■ **Objective**:
Reproduce the listing from the line with "List each element" up to and including the line with "vertical-scrollbar[interactable] xyxy=(1008,71,1024,712)". Leave the pictures out of your copy.

■ **Records supplied**:
:::

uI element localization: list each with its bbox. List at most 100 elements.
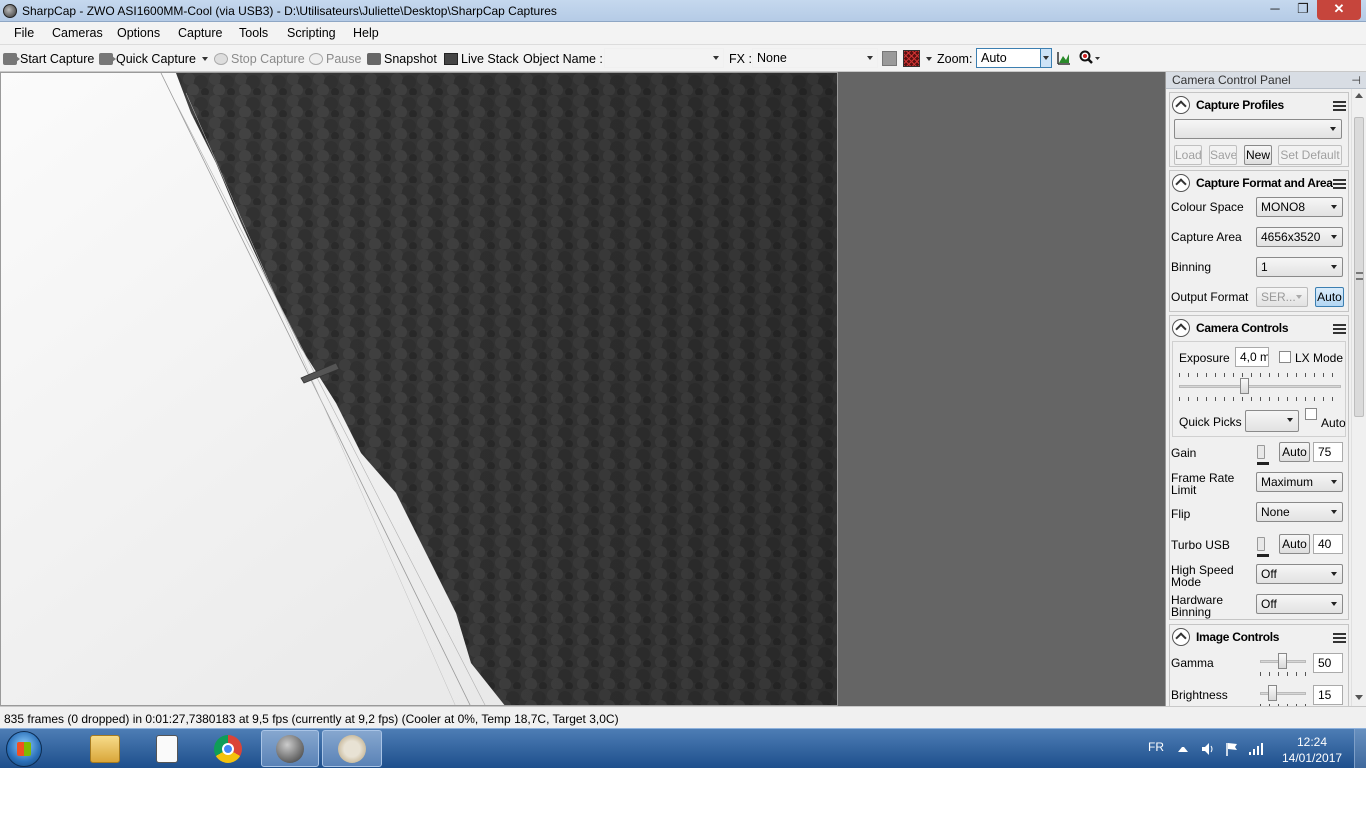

:::

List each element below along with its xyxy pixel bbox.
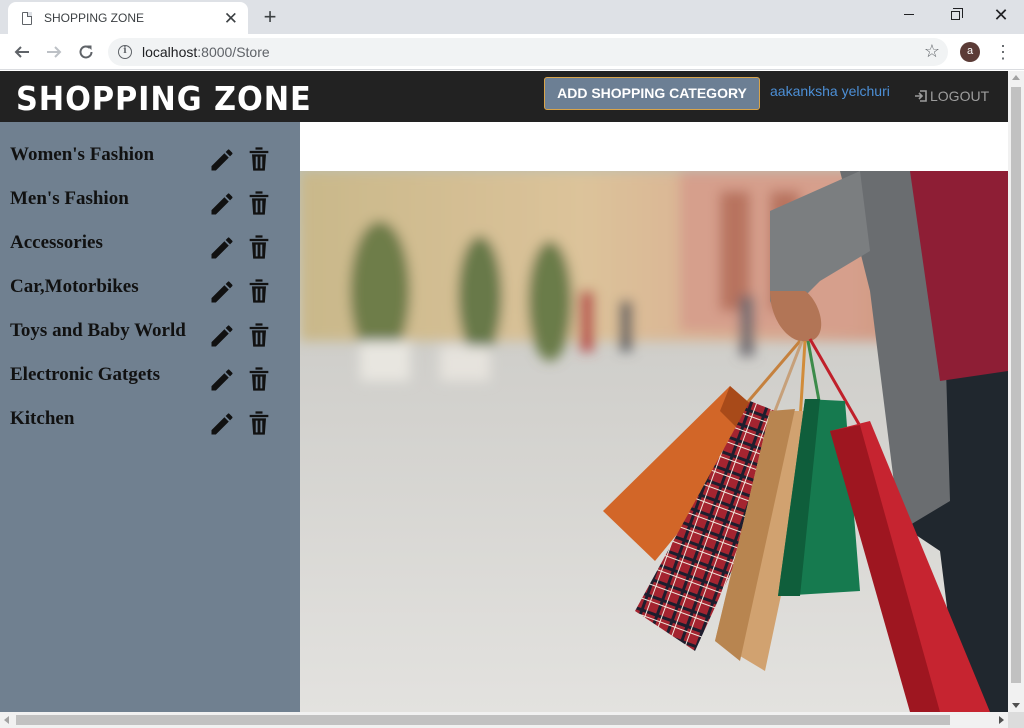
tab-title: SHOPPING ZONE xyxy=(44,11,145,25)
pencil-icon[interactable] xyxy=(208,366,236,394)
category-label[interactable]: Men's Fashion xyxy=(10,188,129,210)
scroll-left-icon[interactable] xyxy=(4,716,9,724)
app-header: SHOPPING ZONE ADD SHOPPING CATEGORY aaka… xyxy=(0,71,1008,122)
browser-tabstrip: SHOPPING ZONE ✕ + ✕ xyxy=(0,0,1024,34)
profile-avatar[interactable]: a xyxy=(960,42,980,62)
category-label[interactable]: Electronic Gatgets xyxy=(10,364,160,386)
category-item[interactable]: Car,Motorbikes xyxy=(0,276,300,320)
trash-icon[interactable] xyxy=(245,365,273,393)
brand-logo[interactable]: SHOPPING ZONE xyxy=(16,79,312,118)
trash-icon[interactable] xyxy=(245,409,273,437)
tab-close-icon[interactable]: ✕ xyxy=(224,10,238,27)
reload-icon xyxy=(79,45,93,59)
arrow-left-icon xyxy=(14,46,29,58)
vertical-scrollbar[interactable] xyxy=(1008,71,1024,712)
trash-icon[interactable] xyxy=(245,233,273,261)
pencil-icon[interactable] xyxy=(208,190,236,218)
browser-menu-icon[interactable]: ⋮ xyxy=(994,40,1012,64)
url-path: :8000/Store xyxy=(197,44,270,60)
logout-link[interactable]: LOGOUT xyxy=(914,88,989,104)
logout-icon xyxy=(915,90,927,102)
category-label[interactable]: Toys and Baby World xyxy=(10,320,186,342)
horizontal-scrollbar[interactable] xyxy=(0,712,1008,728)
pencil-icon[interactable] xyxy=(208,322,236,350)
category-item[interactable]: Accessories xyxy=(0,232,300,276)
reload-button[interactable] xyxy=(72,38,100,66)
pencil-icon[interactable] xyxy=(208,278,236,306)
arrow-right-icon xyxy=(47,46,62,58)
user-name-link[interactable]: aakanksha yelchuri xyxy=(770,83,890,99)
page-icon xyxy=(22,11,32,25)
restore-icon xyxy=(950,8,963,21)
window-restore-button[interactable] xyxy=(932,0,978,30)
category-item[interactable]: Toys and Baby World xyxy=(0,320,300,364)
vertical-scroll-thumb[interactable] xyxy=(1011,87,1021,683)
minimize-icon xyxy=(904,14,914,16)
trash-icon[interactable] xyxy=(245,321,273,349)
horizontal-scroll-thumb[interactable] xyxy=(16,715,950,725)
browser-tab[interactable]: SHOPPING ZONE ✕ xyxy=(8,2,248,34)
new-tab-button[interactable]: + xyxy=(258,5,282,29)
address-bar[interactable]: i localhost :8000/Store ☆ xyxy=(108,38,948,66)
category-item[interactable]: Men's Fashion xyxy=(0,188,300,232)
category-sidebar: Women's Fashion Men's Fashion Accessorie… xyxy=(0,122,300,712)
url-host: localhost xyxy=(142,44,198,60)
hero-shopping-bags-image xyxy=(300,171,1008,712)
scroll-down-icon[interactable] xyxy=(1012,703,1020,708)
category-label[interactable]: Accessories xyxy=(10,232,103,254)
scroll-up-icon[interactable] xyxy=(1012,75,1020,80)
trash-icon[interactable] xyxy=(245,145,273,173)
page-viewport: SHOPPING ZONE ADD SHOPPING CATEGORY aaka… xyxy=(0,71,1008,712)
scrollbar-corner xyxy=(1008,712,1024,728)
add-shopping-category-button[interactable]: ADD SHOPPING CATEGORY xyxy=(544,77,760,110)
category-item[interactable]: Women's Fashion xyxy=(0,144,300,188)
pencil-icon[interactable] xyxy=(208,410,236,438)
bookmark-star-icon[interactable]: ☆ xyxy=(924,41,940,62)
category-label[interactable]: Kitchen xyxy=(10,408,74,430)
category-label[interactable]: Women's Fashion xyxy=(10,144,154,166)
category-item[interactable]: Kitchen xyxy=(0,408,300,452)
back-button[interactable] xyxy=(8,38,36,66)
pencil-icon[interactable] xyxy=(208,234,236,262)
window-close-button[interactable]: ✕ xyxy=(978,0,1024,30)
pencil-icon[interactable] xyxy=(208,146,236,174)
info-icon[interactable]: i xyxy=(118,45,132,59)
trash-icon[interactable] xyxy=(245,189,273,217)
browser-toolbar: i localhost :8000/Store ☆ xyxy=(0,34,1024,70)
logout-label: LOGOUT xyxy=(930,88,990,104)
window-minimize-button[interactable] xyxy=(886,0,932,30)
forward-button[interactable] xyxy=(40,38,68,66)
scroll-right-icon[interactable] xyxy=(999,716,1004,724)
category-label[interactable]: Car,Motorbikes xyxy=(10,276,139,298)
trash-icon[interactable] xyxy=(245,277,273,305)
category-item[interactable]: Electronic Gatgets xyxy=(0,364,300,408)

:::

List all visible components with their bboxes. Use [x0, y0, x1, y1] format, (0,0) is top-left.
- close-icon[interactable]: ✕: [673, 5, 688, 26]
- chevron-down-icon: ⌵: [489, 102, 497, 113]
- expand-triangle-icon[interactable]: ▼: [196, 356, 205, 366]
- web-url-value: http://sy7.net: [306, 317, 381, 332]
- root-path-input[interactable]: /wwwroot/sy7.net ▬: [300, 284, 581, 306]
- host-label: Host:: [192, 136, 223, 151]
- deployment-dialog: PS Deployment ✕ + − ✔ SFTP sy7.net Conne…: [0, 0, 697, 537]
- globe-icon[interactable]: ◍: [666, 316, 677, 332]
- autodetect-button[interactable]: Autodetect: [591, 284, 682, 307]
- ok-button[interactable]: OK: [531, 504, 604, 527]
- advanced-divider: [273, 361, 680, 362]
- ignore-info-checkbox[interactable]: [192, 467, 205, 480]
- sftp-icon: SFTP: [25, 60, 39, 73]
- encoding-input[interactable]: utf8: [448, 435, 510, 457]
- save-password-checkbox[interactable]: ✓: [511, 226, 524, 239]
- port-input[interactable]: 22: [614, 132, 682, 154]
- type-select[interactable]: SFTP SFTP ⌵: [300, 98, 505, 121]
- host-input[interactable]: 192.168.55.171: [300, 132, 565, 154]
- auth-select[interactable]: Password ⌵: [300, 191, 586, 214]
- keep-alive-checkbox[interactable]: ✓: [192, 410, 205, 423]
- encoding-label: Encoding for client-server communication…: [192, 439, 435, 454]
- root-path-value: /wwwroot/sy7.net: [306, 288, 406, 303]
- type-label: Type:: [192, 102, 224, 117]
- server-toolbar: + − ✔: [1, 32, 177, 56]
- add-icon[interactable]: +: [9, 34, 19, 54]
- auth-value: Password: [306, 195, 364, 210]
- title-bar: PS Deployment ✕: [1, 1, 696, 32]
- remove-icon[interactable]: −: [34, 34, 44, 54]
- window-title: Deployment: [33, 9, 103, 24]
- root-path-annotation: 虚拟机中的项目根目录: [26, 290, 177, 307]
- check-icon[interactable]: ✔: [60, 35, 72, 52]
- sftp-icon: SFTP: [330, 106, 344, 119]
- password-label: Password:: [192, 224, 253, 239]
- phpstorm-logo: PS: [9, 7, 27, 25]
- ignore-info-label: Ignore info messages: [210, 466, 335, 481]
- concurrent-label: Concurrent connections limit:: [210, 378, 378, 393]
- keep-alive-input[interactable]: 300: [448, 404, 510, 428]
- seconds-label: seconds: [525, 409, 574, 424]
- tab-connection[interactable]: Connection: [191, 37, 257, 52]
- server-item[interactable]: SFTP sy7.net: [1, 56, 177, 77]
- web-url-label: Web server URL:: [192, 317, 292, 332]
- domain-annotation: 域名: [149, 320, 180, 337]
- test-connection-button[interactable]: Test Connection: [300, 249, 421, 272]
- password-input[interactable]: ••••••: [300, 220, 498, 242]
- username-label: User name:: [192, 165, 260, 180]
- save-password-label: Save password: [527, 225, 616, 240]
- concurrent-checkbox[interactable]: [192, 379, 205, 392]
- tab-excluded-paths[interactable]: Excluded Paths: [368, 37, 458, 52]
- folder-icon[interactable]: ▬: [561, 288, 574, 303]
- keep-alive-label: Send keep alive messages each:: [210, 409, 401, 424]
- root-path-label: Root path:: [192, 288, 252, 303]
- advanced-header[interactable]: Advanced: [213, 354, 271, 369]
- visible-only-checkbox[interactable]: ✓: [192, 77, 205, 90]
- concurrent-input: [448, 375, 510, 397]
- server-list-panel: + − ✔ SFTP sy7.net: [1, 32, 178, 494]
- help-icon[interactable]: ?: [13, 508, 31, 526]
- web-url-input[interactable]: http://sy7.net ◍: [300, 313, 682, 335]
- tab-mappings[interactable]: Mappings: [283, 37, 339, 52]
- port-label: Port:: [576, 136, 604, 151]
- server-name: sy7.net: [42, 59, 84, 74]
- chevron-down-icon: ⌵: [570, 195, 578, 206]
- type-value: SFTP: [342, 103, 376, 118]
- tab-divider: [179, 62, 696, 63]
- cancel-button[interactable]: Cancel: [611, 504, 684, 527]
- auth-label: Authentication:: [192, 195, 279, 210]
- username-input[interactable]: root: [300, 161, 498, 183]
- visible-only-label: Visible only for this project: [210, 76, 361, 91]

:::

■ **Complete response**:
List each element below along with its xyxy pixel bbox.
tab-title: SHOPPING ZONE xyxy=(44,11,145,25)
pencil-icon[interactable] xyxy=(208,366,236,394)
category-label[interactable]: Men's Fashion xyxy=(10,188,129,210)
scroll-left-icon[interactable] xyxy=(4,716,9,724)
app-header: SHOPPING ZONE ADD SHOPPING CATEGORY aaka… xyxy=(0,71,1008,122)
browser-tabstrip: SHOPPING ZONE ✕ + ✕ xyxy=(0,0,1024,34)
profile-avatar[interactable]: a xyxy=(960,42,980,62)
category-label[interactable]: Electronic Gatgets xyxy=(10,364,160,386)
category-item[interactable]: Car,Motorbikes xyxy=(0,276,300,320)
trash-icon[interactable] xyxy=(245,365,273,393)
brand-logo[interactable]: SHOPPING ZONE xyxy=(16,79,312,118)
trash-icon[interactable] xyxy=(245,409,273,437)
tab-close-icon[interactable]: ✕ xyxy=(224,10,238,27)
reload-icon xyxy=(79,45,93,59)
arrow-left-icon xyxy=(14,46,29,58)
vertical-scrollbar[interactable] xyxy=(1008,71,1024,712)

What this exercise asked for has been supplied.